> _MATERIAL PROVIDED_
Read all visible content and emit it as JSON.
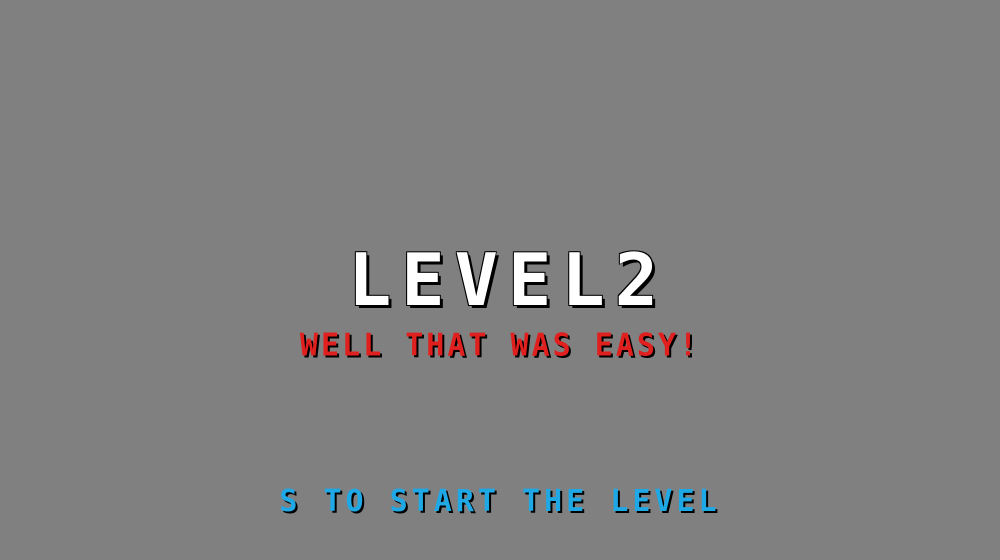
{
  "screen": {
    "level_title": "LEVEL2",
    "subtitle": "WELL THAT WAS EASY!",
    "start_prompt": "S TO START THE LEVEL"
  },
  "colors": {
    "background": "#808080",
    "title": "#ffffff",
    "subtitle": "#e0201e",
    "prompt": "#1ea8e6"
  }
}
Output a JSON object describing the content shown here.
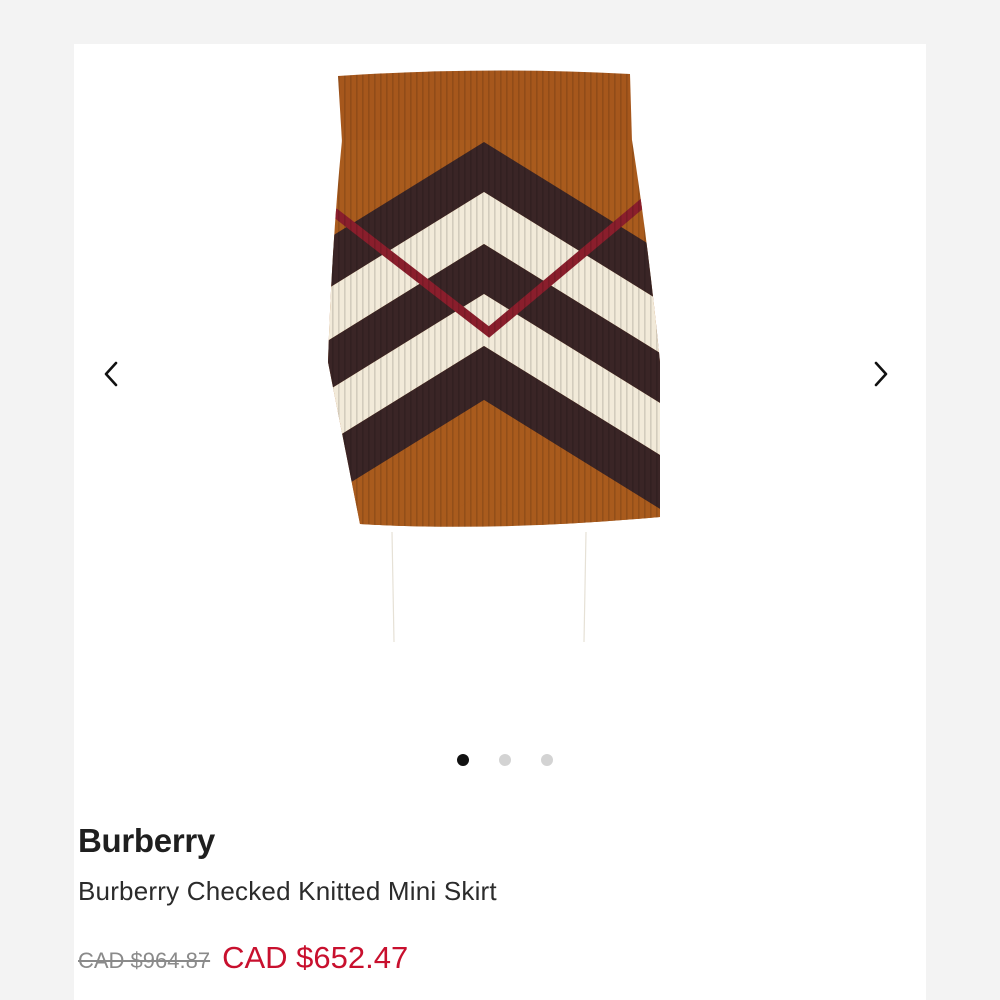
{
  "carousel": {
    "prev_icon": "chevron-left-icon",
    "next_icon": "chevron-right-icon",
    "slide_count": 3,
    "active_slide": 1
  },
  "product": {
    "brand": "Burberry",
    "name": "Burberry Checked Knitted Mini Skirt",
    "original_price": "CAD $964.87",
    "sale_price": "CAD $652.47"
  },
  "colors": {
    "sale_price": "#c8102e",
    "active_dot": "#111111",
    "inactive_dot": "#d3d3d3"
  }
}
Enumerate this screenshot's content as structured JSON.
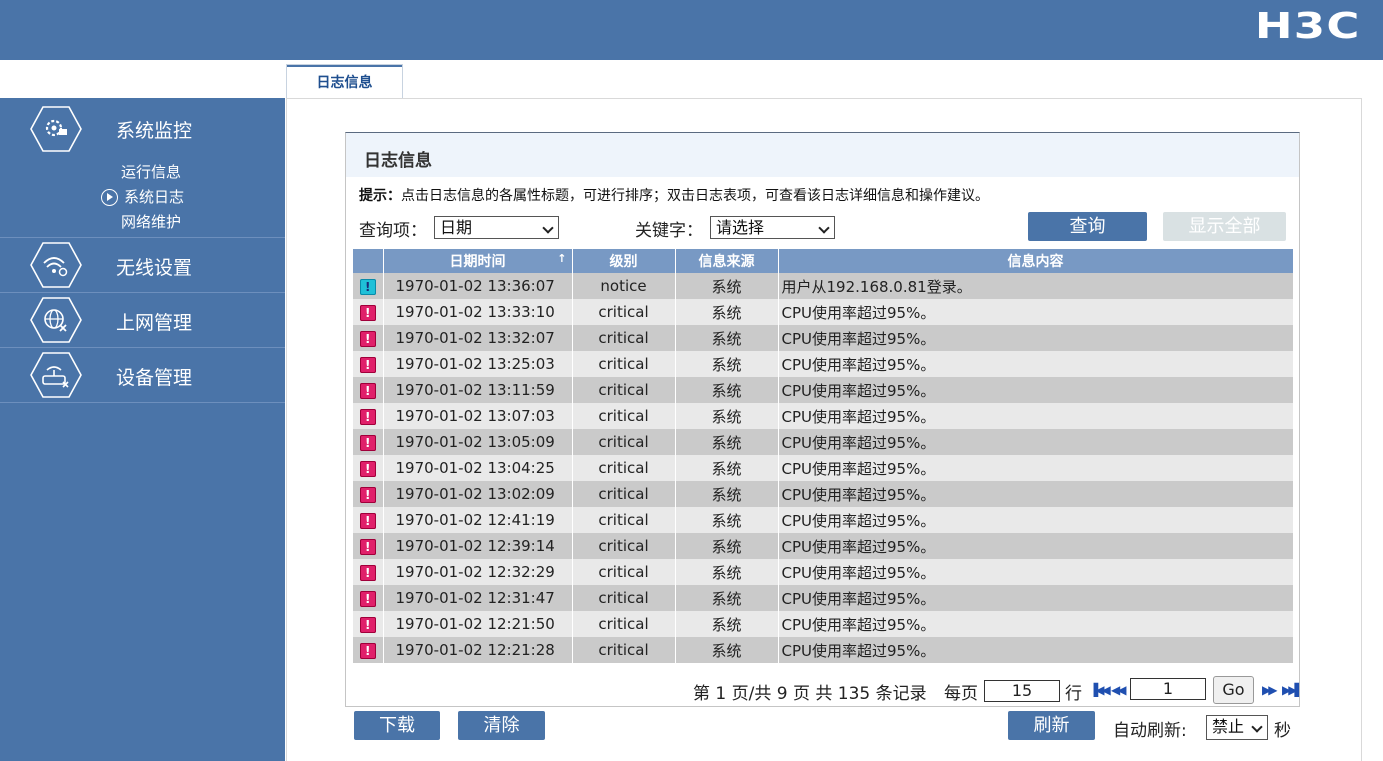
{
  "brand": {
    "logo": "H3C"
  },
  "colors": {
    "primary": "#4a74a8",
    "header_row": "#7899c4",
    "critical": "#e0206a",
    "notice": "#1fc0d8"
  },
  "sidebar": {
    "sections": [
      {
        "label": "系统监控",
        "icon": "monitor-gear-icon",
        "items": [
          {
            "label": "运行信息"
          },
          {
            "label": "系统日志",
            "active": true
          },
          {
            "label": "网络维护"
          }
        ]
      },
      {
        "label": "无线设置",
        "icon": "wifi-gear-icon"
      },
      {
        "label": "上网管理",
        "icon": "globe-block-icon"
      },
      {
        "label": "设备管理",
        "icon": "router-gear-icon"
      }
    ]
  },
  "tab": {
    "label": "日志信息"
  },
  "panel": {
    "title": "日志信息",
    "hint_label": "提示：",
    "hint_text": "点击日志信息的各属性标题，可进行排序；双击日志表项，可查看该日志详细信息和操作建议。",
    "query_label": "查询项：",
    "query_value": "日期",
    "keyword_label": "关键字：",
    "keyword_value": "请选择",
    "query_button": "查询",
    "show_all_button": "显示全部"
  },
  "table": {
    "columns": [
      "",
      "日期时间",
      "级别",
      "信息来源",
      "信息内容"
    ],
    "sort_indicator": "↑",
    "rows": [
      {
        "level_icon": "notice",
        "time": "1970-01-02 13:36:07",
        "level": "notice",
        "source": "系统",
        "message": "用户从192.168.0.81登录。"
      },
      {
        "level_icon": "critical",
        "time": "1970-01-02 13:33:10",
        "level": "critical",
        "source": "系统",
        "message": "CPU使用率超过95%。"
      },
      {
        "level_icon": "critical",
        "time": "1970-01-02 13:32:07",
        "level": "critical",
        "source": "系统",
        "message": "CPU使用率超过95%。"
      },
      {
        "level_icon": "critical",
        "time": "1970-01-02 13:25:03",
        "level": "critical",
        "source": "系统",
        "message": "CPU使用率超过95%。"
      },
      {
        "level_icon": "critical",
        "time": "1970-01-02 13:11:59",
        "level": "critical",
        "source": "系统",
        "message": "CPU使用率超过95%。"
      },
      {
        "level_icon": "critical",
        "time": "1970-01-02 13:07:03",
        "level": "critical",
        "source": "系统",
        "message": "CPU使用率超过95%。"
      },
      {
        "level_icon": "critical",
        "time": "1970-01-02 13:05:09",
        "level": "critical",
        "source": "系统",
        "message": "CPU使用率超过95%。"
      },
      {
        "level_icon": "critical",
        "time": "1970-01-02 13:04:25",
        "level": "critical",
        "source": "系统",
        "message": "CPU使用率超过95%。"
      },
      {
        "level_icon": "critical",
        "time": "1970-01-02 13:02:09",
        "level": "critical",
        "source": "系统",
        "message": "CPU使用率超过95%。"
      },
      {
        "level_icon": "critical",
        "time": "1970-01-02 12:41:19",
        "level": "critical",
        "source": "系统",
        "message": "CPU使用率超过95%。"
      },
      {
        "level_icon": "critical",
        "time": "1970-01-02 12:39:14",
        "level": "critical",
        "source": "系统",
        "message": "CPU使用率超过95%。"
      },
      {
        "level_icon": "critical",
        "time": "1970-01-02 12:32:29",
        "level": "critical",
        "source": "系统",
        "message": "CPU使用率超过95%。"
      },
      {
        "level_icon": "critical",
        "time": "1970-01-02 12:31:47",
        "level": "critical",
        "source": "系统",
        "message": "CPU使用率超过95%。"
      },
      {
        "level_icon": "critical",
        "time": "1970-01-02 12:21:50",
        "level": "critical",
        "source": "系统",
        "message": "CPU使用率超过95%。"
      },
      {
        "level_icon": "critical",
        "time": "1970-01-02 12:21:28",
        "level": "critical",
        "source": "系统",
        "message": "CPU使用率超过95%。"
      }
    ]
  },
  "pager": {
    "summary": "第 1 页/共 9 页  共 135 条记录",
    "per_page_label": "每页",
    "per_page_value": "15",
    "row_unit": "行",
    "page_value": "1",
    "go_button": "Go"
  },
  "footer": {
    "download_button": "下载",
    "clear_button": "清除",
    "refresh_button": "刷新",
    "auto_refresh_label": "自动刷新:",
    "auto_refresh_value": "禁止",
    "seconds_unit": "秒"
  }
}
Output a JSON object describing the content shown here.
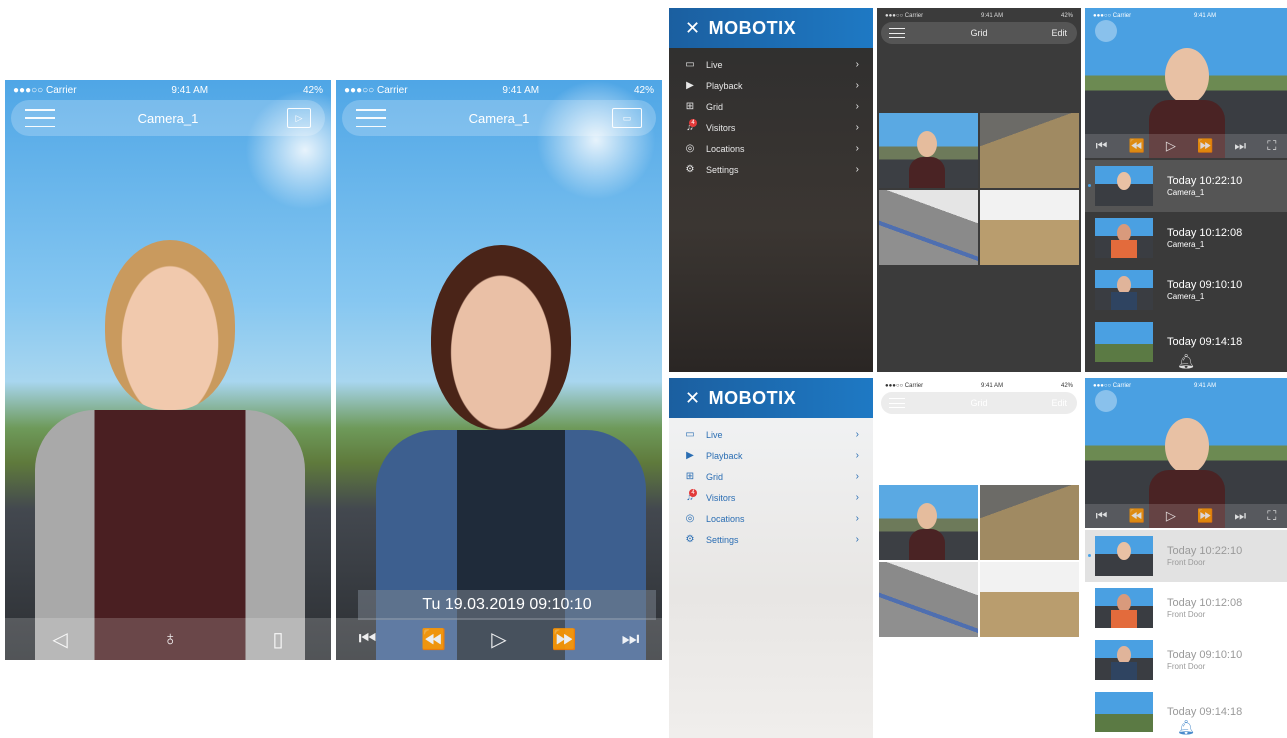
{
  "status": {
    "carrier": "●●●○○ Carrier",
    "time": "9:41 AM",
    "battery1": "42%",
    "battery2": "42%"
  },
  "live": {
    "title": "Camera_1"
  },
  "playback": {
    "title": "Camera_1",
    "timestamp": "Tu 19.03.2019 09:10:10"
  },
  "menu": {
    "brand": "MOBOTIX",
    "close_glyph": "✕",
    "items": [
      {
        "label": "Live",
        "icon": "camera-icon"
      },
      {
        "label": "Playback",
        "icon": "play-icon"
      },
      {
        "label": "Grid",
        "icon": "grid-icon"
      },
      {
        "label": "Visitors",
        "icon": "bell-icon",
        "badge": "4"
      },
      {
        "label": "Locations",
        "icon": "location-icon"
      },
      {
        "label": "Settings",
        "icon": "gear-icon"
      }
    ]
  },
  "grid": {
    "title": "Grid",
    "edit": "Edit"
  },
  "visitors_dark": [
    {
      "time": "Today 10:22:10",
      "camera": "Camera_1"
    },
    {
      "time": "Today 10:12:08",
      "camera": "Camera_1"
    },
    {
      "time": "Today 09:10:10",
      "camera": "Camera_1"
    },
    {
      "time": "Today 09:14:18",
      "camera": ""
    }
  ],
  "visitors_light": [
    {
      "time": "Today 10:22:10",
      "camera": "Front Door"
    },
    {
      "time": "Today 10:12:08",
      "camera": "Front Door"
    },
    {
      "time": "Today 09:10:10",
      "camera": "Front Door"
    },
    {
      "time": "Today 09:14:18",
      "camera": ""
    }
  ],
  "colors": {
    "dark_bg": "#3a3a3a",
    "menu_blue": "#1c6fb3",
    "selected_row": "#dcdcdc"
  }
}
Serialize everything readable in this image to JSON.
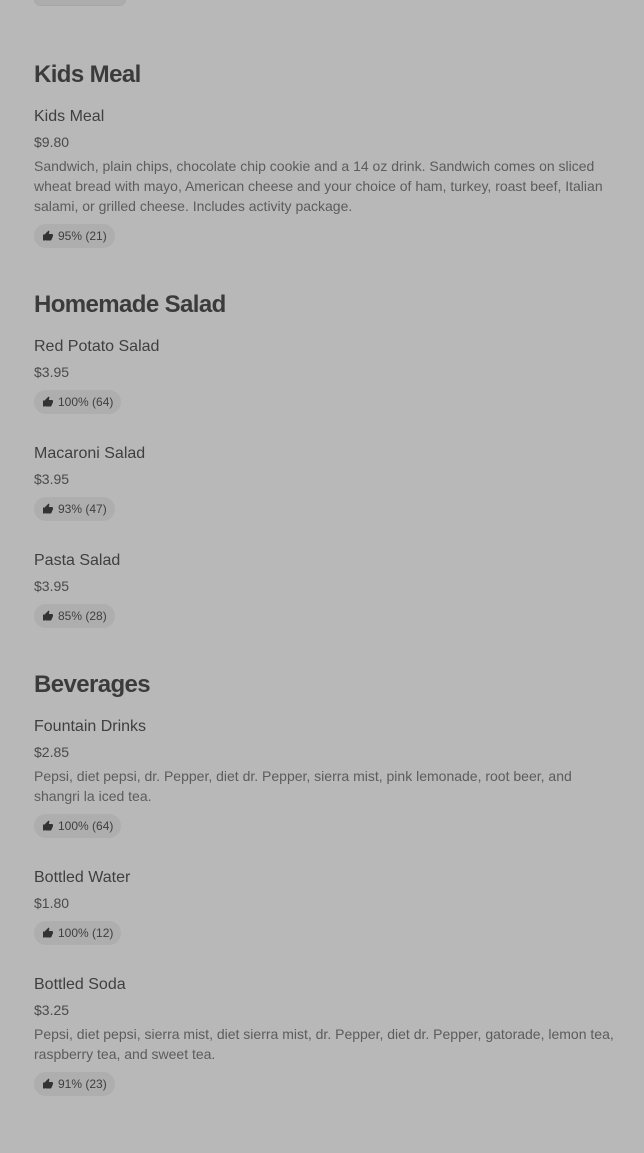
{
  "sections": [
    {
      "title": "Kids Meal",
      "items": [
        {
          "name": "Kids Meal",
          "price": "$9.80",
          "description": "Sandwich, plain chips, chocolate chip cookie and a 14 oz drink. Sandwich comes on sliced wheat bread with mayo, American cheese and your choice of ham, turkey, roast beef, Italian salami, or grilled cheese. Includes activity package.",
          "rating": "95% (21)"
        }
      ]
    },
    {
      "title": "Homemade Salad",
      "items": [
        {
          "name": "Red Potato Salad",
          "price": "$3.95",
          "rating": "100% (64)"
        },
        {
          "name": "Macaroni Salad",
          "price": "$3.95",
          "rating": "93% (47)"
        },
        {
          "name": "Pasta Salad",
          "price": "$3.95",
          "rating": "85% (28)"
        }
      ]
    },
    {
      "title": "Beverages",
      "items": [
        {
          "name": "Fountain Drinks",
          "price": "$2.85",
          "description": "Pepsi, diet pepsi, dr. Pepper, diet dr. Pepper, sierra mist, pink lemonade, root beer, and shangri la iced tea.",
          "rating": "100% (64)"
        },
        {
          "name": "Bottled Water",
          "price": "$1.80",
          "rating": "100% (12)"
        },
        {
          "name": "Bottled Soda",
          "price": "$3.25",
          "description": "Pepsi, diet pepsi, sierra mist, diet sierra mist, dr. Pepper, diet dr. Pepper, gatorade, lemon tea, raspberry tea, and sweet tea.",
          "rating": "91% (23)"
        }
      ]
    }
  ],
  "icons": {
    "rating": "thumbs-up-icon"
  }
}
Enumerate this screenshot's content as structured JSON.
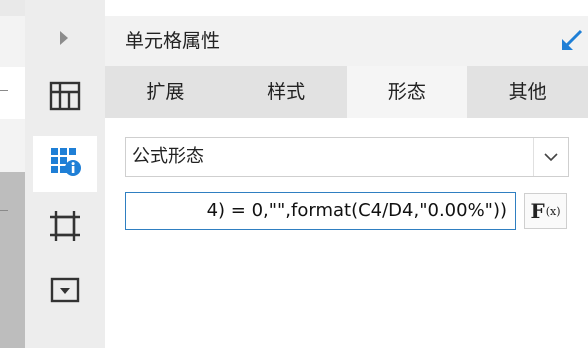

> _EXERCISE GOAL_
Pull out every line in the data above that has the word "pepsi".

> _TASK RESPONSE_
          "description": "Pepsi, diet pepsi, dr. Pepper, diet dr. Pepper, sierra mist, pink lemonade, root beer, and shangri la iced tea.",
          "description": "Pepsi, diet pepsi, sierra mist, diet sierra mist, dr. Pepper, diet dr. Pepper, gatorade, lemon tea, raspberry tea, and sweet tea.",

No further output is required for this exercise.